[Objective]
In the data below, locate each line with the word "tumutulong" and list it.

[Provided records]
◆ ◆ ◆ ◆ ◆

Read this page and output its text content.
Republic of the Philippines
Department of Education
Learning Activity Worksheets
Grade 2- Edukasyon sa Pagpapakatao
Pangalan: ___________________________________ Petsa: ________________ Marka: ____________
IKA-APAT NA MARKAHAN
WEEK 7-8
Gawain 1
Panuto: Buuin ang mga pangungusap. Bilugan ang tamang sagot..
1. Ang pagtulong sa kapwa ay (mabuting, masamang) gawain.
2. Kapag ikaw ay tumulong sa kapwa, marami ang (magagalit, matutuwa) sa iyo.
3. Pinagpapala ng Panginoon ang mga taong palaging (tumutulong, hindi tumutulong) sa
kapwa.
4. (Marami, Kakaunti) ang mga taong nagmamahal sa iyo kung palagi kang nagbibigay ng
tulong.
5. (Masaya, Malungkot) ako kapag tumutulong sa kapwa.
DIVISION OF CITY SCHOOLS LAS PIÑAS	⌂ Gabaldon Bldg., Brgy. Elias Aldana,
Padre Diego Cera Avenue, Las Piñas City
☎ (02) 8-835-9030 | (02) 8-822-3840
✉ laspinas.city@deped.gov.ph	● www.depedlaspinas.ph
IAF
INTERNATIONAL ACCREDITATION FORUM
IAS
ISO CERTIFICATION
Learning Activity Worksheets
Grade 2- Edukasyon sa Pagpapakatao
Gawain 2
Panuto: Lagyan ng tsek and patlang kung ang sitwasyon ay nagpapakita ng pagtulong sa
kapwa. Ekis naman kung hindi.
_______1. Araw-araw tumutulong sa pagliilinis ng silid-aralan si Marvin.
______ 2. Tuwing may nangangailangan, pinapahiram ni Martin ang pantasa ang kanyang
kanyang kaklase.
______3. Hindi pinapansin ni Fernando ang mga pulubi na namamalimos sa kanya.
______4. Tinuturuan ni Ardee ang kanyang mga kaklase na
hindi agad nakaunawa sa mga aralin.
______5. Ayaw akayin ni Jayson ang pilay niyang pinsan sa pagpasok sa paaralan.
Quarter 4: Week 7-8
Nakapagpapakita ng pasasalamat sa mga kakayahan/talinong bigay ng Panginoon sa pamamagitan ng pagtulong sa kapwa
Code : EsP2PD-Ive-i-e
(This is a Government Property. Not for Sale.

◆ ◆ ◆ ◆ ◆

[Task result]
3. Pinagpapala ng Panginoon ang mga taong palaging (tumutulong, hindi tumutulong) sa
5. (Masaya, Malungkot) ako kapag tumutulong sa kapwa.
_______1. Araw-araw tumutulong sa pagliilinis ng silid-aralan si Marvin.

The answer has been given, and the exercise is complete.